# Short problem
Return every line of the data below that includes the string "Федеральный".

# Provided records
════════════════════

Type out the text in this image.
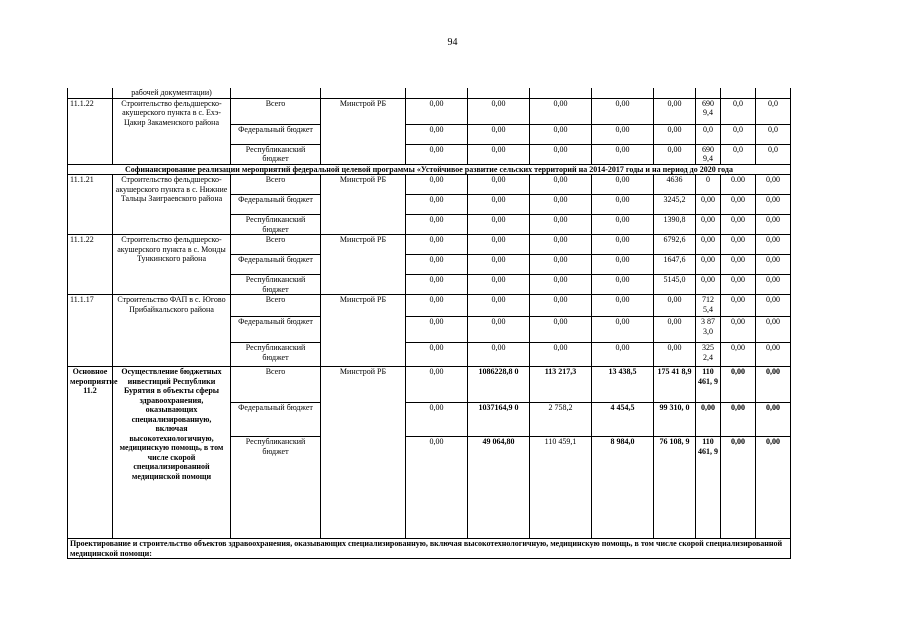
94
	рабочей документации)										
11.1.22	Строительство фельдшерско-акушерского пункта в с. Ехэ-Цакир Закаменского района	Всего	Минстрой РБ	0,00	0,00	0,00	0,00	0,00	690 9,4	0,0	0,0
		Федеральный бюджет		0,00	0,00	0,00	0,00	0,00	0,0	0,0	0,0
		Республиканский бюджет		0,00	0,00	0,00	0,00	0,00	690 9,4	0,0	0,0
Софинансирование реализации мероприятий федеральной целевой программы «Устойчивое развитие сельских территорий на 2014-2017 годы и на период до 2020 года											
11.1.21	Строительство фельдшерско-акушерского пункта в с. Нижние Тальцы Заиграевского района	Всего	Минстрой РБ	0,00	0,00	0,00	0,00	4636	0	0.00	0,00
		Федеральный бюджет		0,00	0,00	0,00	0,00	3245,2	0,00	0,00	0,00
		Республиканский бюджет		0,00	0,00	0,00	0,00	1390,8	0,00	0,00	0,00
11.1.22	Строительство фельдшерско-акушерского пункта в с. Монды Тункинского района	Всего	Минстрой РБ	0,00	0,00	0,00	0,00	6792,6	0,00	0,00	0,00
		Федеральный бюджет		0,00	0,00	0,00	0,00	1647,6	0,00	0,00	0,00
		Республиканский бюджет		0,00	0,00	0,00	0,00	5145,0	0,00	0,00	0,00
11.1.17	Строительство ФАП в с. Югово Прибайкальского района	Всего	Минстрой РБ	0,00	0,00	0,00	0,00	0,00	712 5,4	0,00	0,00
		Федеральный бюджет		0,00	0,00	0,00	0,00	0,00	3 87 3,0	0,00	0,00
		Республиканский бюджет		0,00	0,00	0,00	0,00	0,00	325 2,4	0,00	0,00
Основное мероприятие 11.2	Осуществление бюджетных инвестиций Республики Бурятия в объекты сферы здравоохранения, оказывающих специализированную, включая высокотехнологичную, медицинскую помощь, в том числе скорой специализированной медицинской помощи	Всего	Минстрой РБ	0,00	1086228,8 0	113 217,3	13 438,5	175 41 8,9	110 461, 9	0,00	0,00
		Федеральный бюджет		0,00	1037164,9 0	2 758,2	4 454,5	99 310, 0	0,00	0,00	0,00
		Республиканский бюджет		0,00	49 064,80	110 459,1	8 984,0	76 108, 9	110 461, 9	0,00	0,00
Проектирование и строительство объектов здравоохранения, оказывающих специализированную, включая высокотехнологичную, медицинскую помощь, в том числе скорой специализированной медицинской помощи:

════════════════════

# Exercise solution
		Федеральный бюджет		0,00	0,00	0,00	0,00	0,00	0,0	0,0	0,0
		Федеральный бюджет		0,00	0,00	0,00	0,00	3245,2	0,00	0,00	0,00
		Федеральный бюджет		0,00	0,00	0,00	0,00	1647,6	0,00	0,00	0,00
		Федеральный бюджет		0,00	0,00	0,00	0,00	0,00	3 87 3,0	0,00	0,00
		Федеральный бюджет		0,00	1037164,9 0	2 758,2	4 454,5	99 310, 0	0,00	0,00	0,00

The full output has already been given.